**Data to examine**
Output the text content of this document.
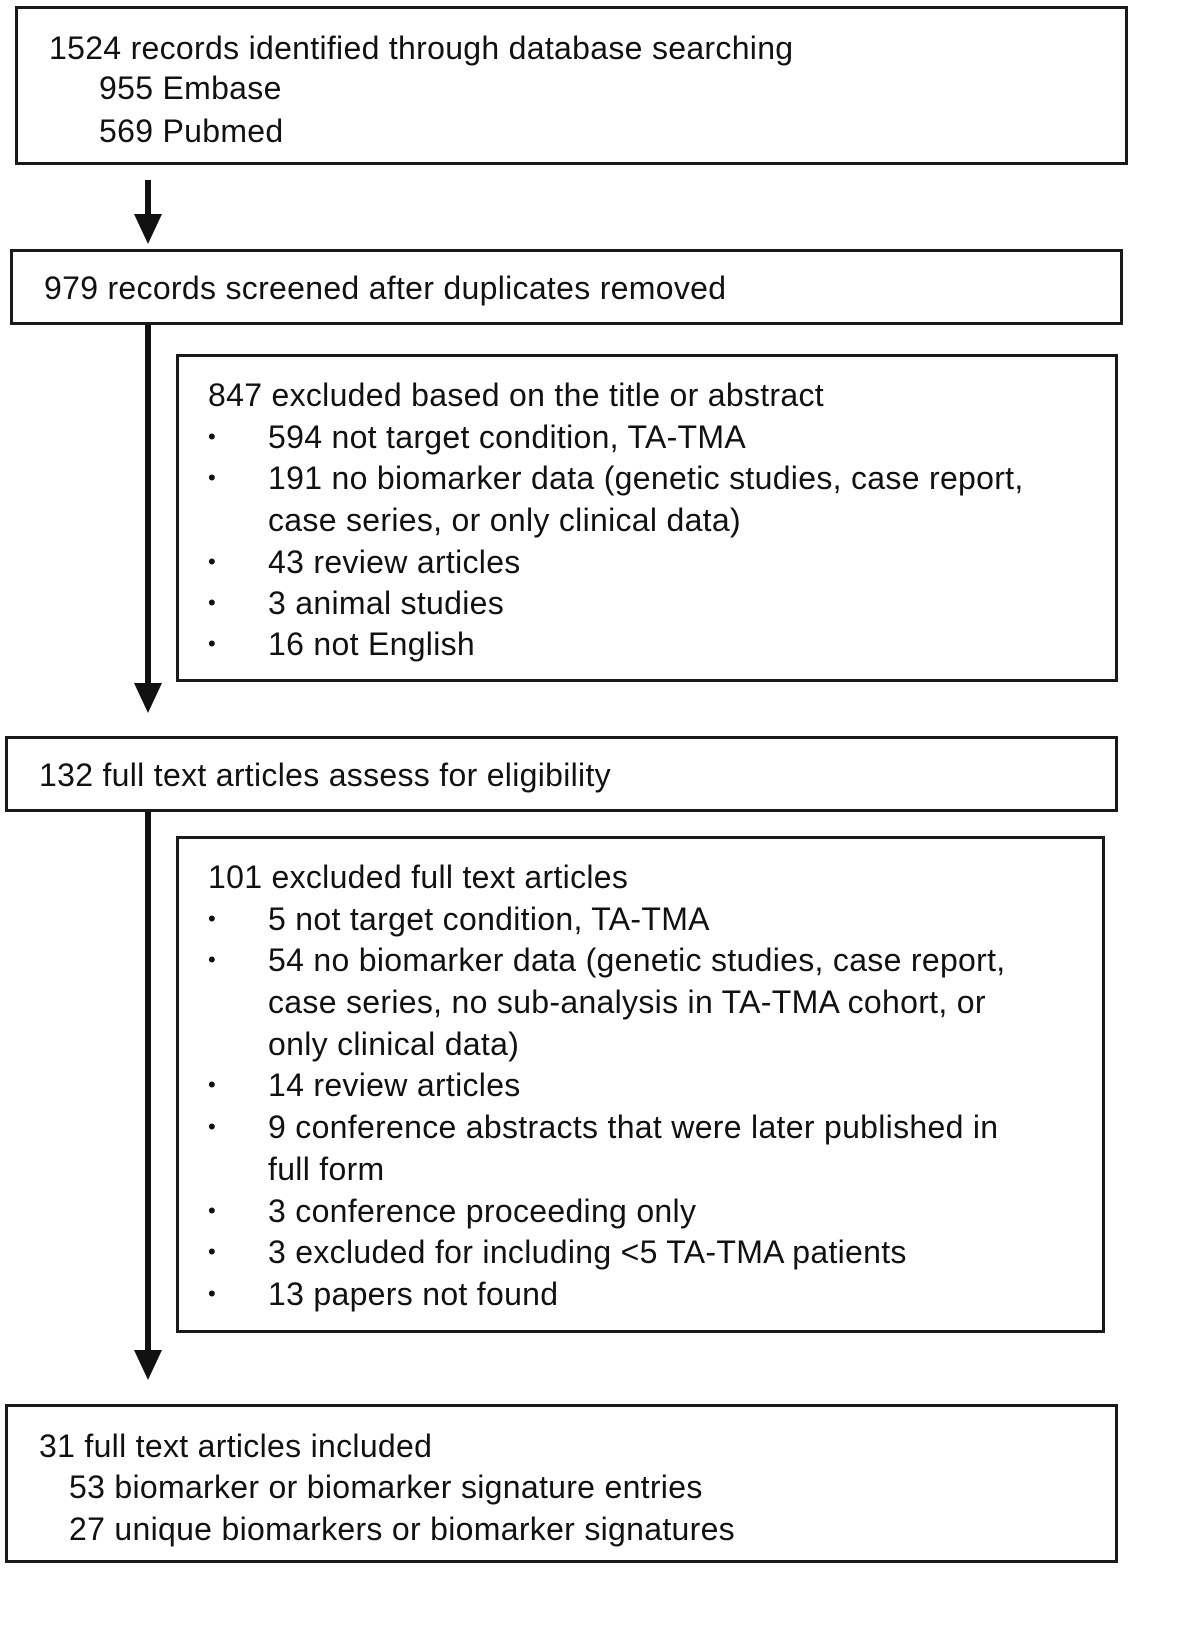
1524 records identified through database searching
955 Embase
569 Pubmed
979 records screened after duplicates removed
847 excluded based on the title or abstract
• 594 not target condition, TA-TMA
• 191 no biomarker data (genetic studies, case report,
case series, or only clinical data)
• 43 review articles
• 3 animal studies
• 16 not English
132 full text articles assess for eligibility
101 excluded full text articles
• 5 not target condition, TA-TMA
• 54 no biomarker data (genetic studies, case report,
case series, no sub-analysis in TA-TMA cohort, or
only clinical data)
• 14 review articles
• 9 conference abstracts that were later published in
full form
• 3 conference proceeding only
• 3 excluded for including <5 TA-TMA patients
• 13 papers not found
31 full text articles included
53 biomarker or biomarker signature entries
27 unique biomarkers or biomarker signatures
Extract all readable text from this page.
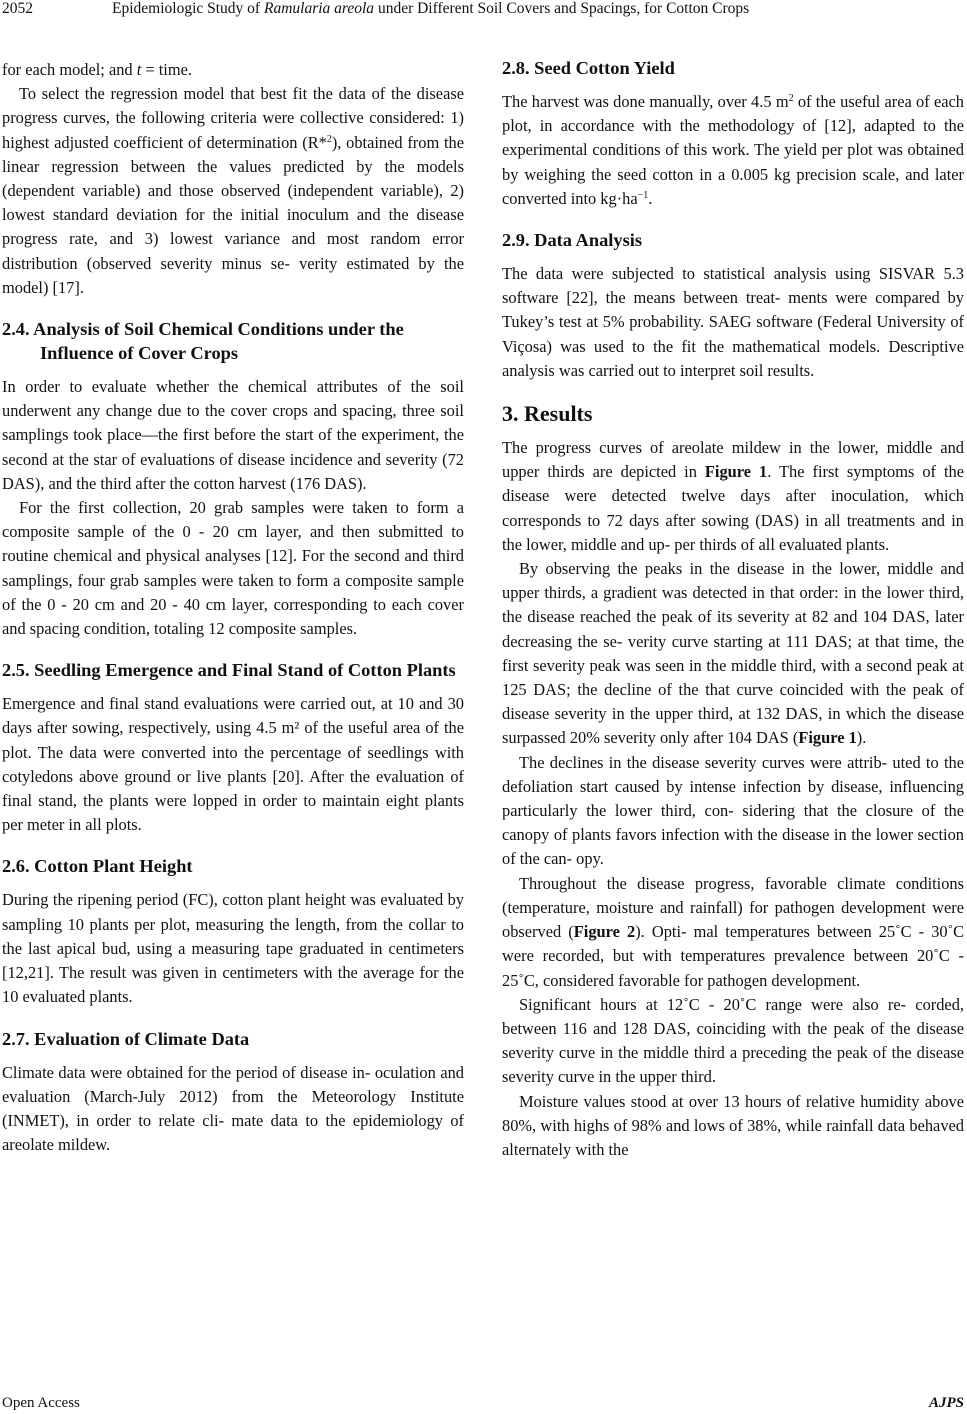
2052	Epidemiologic Study of Ramularia areola under Different Soil Covers and Spacings, for Cotton Crops

for each model; and t = time.

To select the regression model that best fit the data of the disease progress curves, the following criteria were collective considered: 1) highest adjusted coefficient of determination (R*$^2$), obtained from the linear regression between the values predicted by the models (dependent variable) and those observed (independent variable), 2) lowest standard deviation for the initial inoculum and the disease progress rate, and 3) lowest variance and most random error distribution (observed severity minus se- verity estimated by the model) [17].

2.4. Analysis of Soil Chemical Conditions under the Influence of Cover Crops

In order to evaluate whether the chemical attributes of the soil underwent any change due to the cover crops and spacing, three soil samplings took place—the first before the start of the experiment, the second at the star of evaluations of disease incidence and severity (72 DAS), and the third after the cotton harvest (176 DAS).

For the first collection, 20 grab samples were taken to form a composite sample of the 0 - 20 cm layer, and then submitted to routine chemical and physical analyses [12]. For the second and third samplings, four grab samples were taken to form a composite sample of the 0 - 20 cm and 20 - 40 cm layer, corresponding to each cover and spacing condition, totaling 12 composite samples.

2.5. Seedling Emergence and Final Stand of Cotton Plants

Emergence and final stand evaluations were carried out, at 10 and 30 days after sowing, respectively, using 4.5 m² of the useful area of the plot. The data were converted into the percentage of seedlings with cotyledons above ground or live plants [20]. After the evaluation of final stand, the plants were lopped in order to maintain eight plants per meter in all plots.

2.6. Cotton Plant Height

During the ripening period (FC), cotton plant height was evaluated by sampling 10 plants per plot, measuring the length, from the collar to the last apical bud, using a measuring tape graduated in centimeters [12,21]. The result was given in centimeters with the average for the 10 evaluated plants.

2.7. Evaluation of Climate Data

Climate data were obtained for the period of disease in- oculation and evaluation (March-July 2012) from the Meteorology Institute (INMET), in order to relate cli- mate data to the epidemiology of areolate mildew.

2.8. Seed Cotton Yield

The harvest was done manually, over 4.5 $m^2$ of the useful area of each plot, in accordance with the methodology of [12], adapted to the experimental conditions of this work. The yield per plot was obtained by weighing the seed cotton in a 0.005 kg precision scale, and later converted into $kg\cdot ha^{-1}$.

2.9. Data Analysis

The data were subjected to statistical analysis using SISVAR 5.3 software [22], the means between treat- ments were compared by Tukey’s test at 5% probability. SAEG software (Federal University of Viçosa) was used to the fit the mathematical models. Descriptive analysis was carried out to interpret soil results.

3. Results

The progress curves of areolate mildew in the lower, middle and upper thirds are depicted in Figure 1. The first symptoms of the disease were detected twelve days after inoculation, which corresponds to 72 days after sowing (DAS) in all treatments and in the lower, middle and up- per thirds of all evaluated plants.

By observing the peaks in the disease in the lower, middle and upper thirds, a gradient was detected in that order: in the lower third, the disease reached the peak of its severity at 82 and 104 DAS, later decreasing the se- verity curve starting at 111 DAS; at that time, the first severity peak was seen in the middle third, with a second peak at 125 DAS; the decline of the that curve coincided with the peak of disease severity in the upper third, at 132 DAS, in which the disease surpassed 20% severity only after 104 DAS (Figure 1).

The declines in the disease severity curves were attrib- uted to the defoliation start caused by intense infection by disease, influencing particularly the lower third, con- sidering that the closure of the canopy of plants favors infection with the disease in the lower section of the can- opy.

Throughout the disease progress, favorable climate conditions (temperature, moisture and rainfall) for pathogen development were observed (Figure 2). Opti- mal temperatures between 25˚C - 30˚C were recorded, but with temperatures prevalence between 20˚C - 25˚C, considered favorable for pathogen development.

Significant hours at 12˚C - 20˚C range were also re- corded, between 116 and 128 DAS, coinciding with the peak of the disease severity curve in the middle third a preceding the peak of the disease severity curve in the upper third.

Moisture values stood at over 13 hours of relative humidity above 80%, with highs of 98% and lows of 38%, while rainfall data behaved alternately with the

Open Access	AJPS
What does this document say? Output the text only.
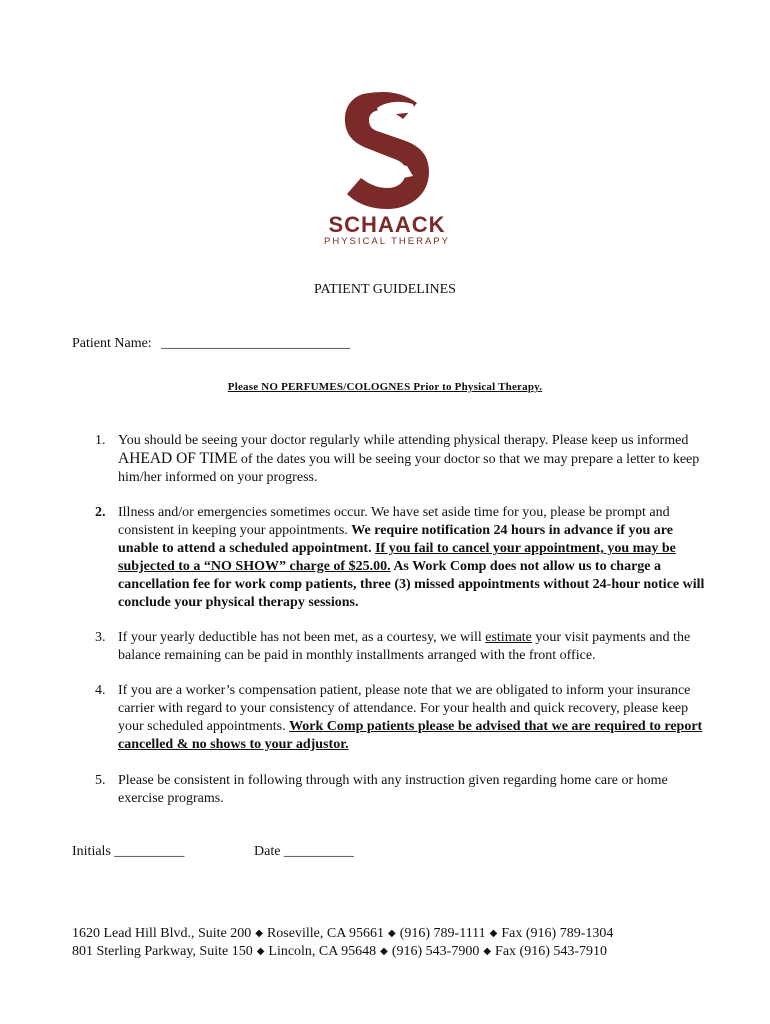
SCHAACK
PHYSICAL THERAPY
PATIENT GUIDELINES
Patient Name: ___________________________
Please NO PERFUMES/COLOGNES Prior to Physical Therapy.
1. You should be seeing your doctor regularly while attending physical therapy. Please keep us informed AHEAD OF TIME of the dates you will be seeing your doctor so that we may prepare a letter to keep him/her informed on your progress.
2. Illness and/or emergencies sometimes occur. We have set aside time for you, please be prompt and consistent in keeping your appointments. We require notification 24 hours in advance if you are unable to attend a scheduled appointment. If you fail to cancel your appointment, you may be subjected to a “NO SHOW” charge of $25.00. As Work Comp does not allow us to charge a cancellation fee for work comp patients, three (3) missed appointments without 24-hour notice will conclude your physical therapy sessions.
3. If your yearly deductible has not been met, as a courtesy, we will estimate your visit payments and the balance remaining can be paid in monthly installments arranged with the front office.
4. If you are a worker’s compensation patient, please note that we are obligated to inform your insurance carrier with regard to your consistency of attendance. For your health and quick recovery, please keep your scheduled appointments. Work Comp patients please be advised that we are required to report cancelled & no shows to your adjustor.
5. Please be consistent in following through with any instruction given regarding home care or home exercise programs.
Initials __________	Date __________
1620 Lead Hill Blvd., Suite 200 ◆ Roseville, CA 95661 ◆ (916) 789-1111 ◆ Fax (916) 789-1304
801 Sterling Parkway, Suite 150 ◆ Lincoln, CA 95648 ◆ (916) 543-7900 ◆ Fax (916) 543-7910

**Task details**
The records are to be returned verbatim. Skip any picture they contain.

**Result for this task**
Output the text content of this document.
1524 records identified through database searching
955 Embase
569 Pubmed
979 records screened after duplicates removed
847 excluded based on the title or abstract
• 594 not target condition, TA-TMA
• 191 no biomarker data (genetic studies, case report,
case series, or only clinical data)
• 43 review articles
• 3 animal studies
• 16 not English
132 full text articles assess for eligibility
101 excluded full text articles
• 5 not target condition, TA-TMA
• 54 no biomarker data (genetic studies, case report,
case series, no sub-analysis in TA-TMA cohort, or
only clinical data)
• 14 review articles
• 9 conference abstracts that were later published in
full form
• 3 conference proceeding only
• 3 excluded for including <5 TA-TMA patients
• 13 papers not found
31 full text articles included
53 biomarker or biomarker signature entries
27 unique biomarkers or biomarker signatures
Extract all readable text from this page.
2052	Epidemiologic Study of Ramularia areola under Different Soil Covers and Spacings, for Cotton Crops

for each model; and t = time.

To select the regression model that best fit the data of the disease progress curves, the following criteria were collective considered: 1) highest adjusted coefficient of determination (R*$^2$), obtained from the linear regression between the values predicted by the models (dependent variable) and those observed (independent variable), 2) lowest standard deviation for the initial inoculum and the disease progress rate, and 3) lowest variance and most random error distribution (observed severity minus se- verity estimated by the model) [17].

2.4. Analysis of Soil Chemical Conditions under the Influence of Cover Crops

In order to evaluate whether the chemical attributes of the soil underwent any change due to the cover crops and spacing, three soil samplings took place—the first before the start of the experiment, the second at the star of evaluations of disease incidence and severity (72 DAS), and the third after the cotton harvest (176 DAS).

For the first collection, 20 grab samples were taken to form a composite sample of the 0 - 20 cm layer, and then submitted to routine chemical and physical analyses [12]. For the second and third samplings, four grab samples were taken to form a composite sample of the 0 - 20 cm and 20 - 40 cm layer, corresponding to each cover and spacing condition, totaling 12 composite samples.

2.5. Seedling Emergence and Final Stand of Cotton Plants

Emergence and final stand evaluations were carried out, at 10 and 30 days after sowing, respectively, using 4.5 m² of the useful area of the plot. The data were converted into the percentage of seedlings with cotyledons above ground or live plants [20]. After the evaluation of final stand, the plants were lopped in order to maintain eight plants per meter in all plots.

2.6. Cotton Plant Height

During the ripening period (FC), cotton plant height was evaluated by sampling 10 plants per plot, measuring the length, from the collar to the last apical bud, using a measuring tape graduated in centimeters [12,21]. The result was given in centimeters with the average for the 10 evaluated plants.

2.7. Evaluation of Climate Data

Climate data were obtained for the period of disease in- oculation and evaluation (March-July 2012) from the Meteorology Institute (INMET), in order to relate cli- mate data to the epidemiology of areolate mildew.

2.8. Seed Cotton Yield

The harvest was done manually, over 4.5 $m^2$ of the useful area of each plot, in accordance with the methodology of [12], adapted to the experimental conditions of this work. The yield per plot was obtained by weighing the seed cotton in a 0.005 kg precision scale, and later converted into $kg\cdot ha^{-1}$.

2.9. Data Analysis

The data were subjected to statistical analysis using SISVAR 5.3 software [22], the means between treat- ments were compared by Tukey’s test at 5% probability. SAEG software (Federal University of Viçosa) was used to the fit the mathematical models. Descriptive analysis was carried out to interpret soil results.

3. Results

The progress curves of areolate mildew in the lower, middle and upper thirds are depicted in Figure 1. The first symptoms of the disease were detected twelve days after inoculation, which corresponds to 72 days after sowing (DAS) in all treatments and in the lower, middle and up- per thirds of all evaluated plants.

By observing the peaks in the disease in the lower, middle and upper thirds, a gradient was detected in that order: in the lower third, the disease reached the peak of its severity at 82 and 104 DAS, later decreasing the se- verity curve starting at 111 DAS; at that time, the first severity peak was seen in the middle third, with a second peak at 125 DAS; the decline of the that curve coincided with the peak of disease severity in the upper third, at 132 DAS, in which the disease surpassed 20% severity only after 104 DAS (Figure 1).

The declines in the disease severity curves were attrib- uted to the defoliation start caused by intense infection by disease, influencing particularly the lower third, con- sidering that the closure of the canopy of plants favors infection with the disease in the lower section of the can- opy.

Throughout the disease progress, favorable climate conditions (temperature, moisture and rainfall) for pathogen development were observed (Figure 2). Opti- mal temperatures between 25˚C - 30˚C were recorded, but with temperatures prevalence between 20˚C - 25˚C, considered favorable for pathogen development.

Significant hours at 12˚C - 20˚C range were also re- corded, between 116 and 128 DAS, coinciding with the peak of the disease severity curve in the middle third a preceding the peak of the disease severity curve in the upper third.

Moisture values stood at over 13 hours of relative humidity above 80%, with highs of 98% and lows of 38%, while rainfall data behaved alternately with the

Open Access	AJPS
What does this document say? Output the text only.
SCHAACK
PHYSICAL THERAPY
PATIENT GUIDELINES
Patient Name: ___________________________
Please NO PERFUMES/COLOGNES Prior to Physical Therapy.
1. You should be seeing your doctor regularly while attending physical therapy. Please keep us informed AHEAD OF TIME of the dates you will be seeing your doctor so that we may prepare a letter to keep him/her informed on your progress.
2. Illness and/or emergencies sometimes occur. We have set aside time for you, please be prompt and consistent in keeping your appointments. We require notification 24 hours in advance if you are unable to attend a scheduled appointment. If you fail to cancel your appointment, you may be subjected to a “NO SHOW” charge of $25.00. As Work Comp does not allow us to charge a cancellation fee for work comp patients, three (3) missed appointments without 24-hour notice will conclude your physical therapy sessions.
3. If your yearly deductible has not been met, as a courtesy, we will estimate your visit payments and the balance remaining can be paid in monthly installments arranged with the front office.
4. If you are a worker’s compensation patient, please note that we are obligated to inform your insurance carrier with regard to your consistency of attendance. For your health and quick recovery, please keep your scheduled appointments. Work Comp patients please be advised that we are required to report cancelled & no shows to your adjustor.
5. Please be consistent in following through with any instruction given regarding home care or home exercise programs.
Initials __________	Date __________
1620 Lead Hill Blvd., Suite 200 ◆ Roseville, CA 95661 ◆ (916) 789-1111 ◆ Fax (916) 789-1304
801 Sterling Parkway, Suite 150 ◆ Lincoln, CA 95648 ◆ (916) 543-7900 ◆ Fax (916) 543-7910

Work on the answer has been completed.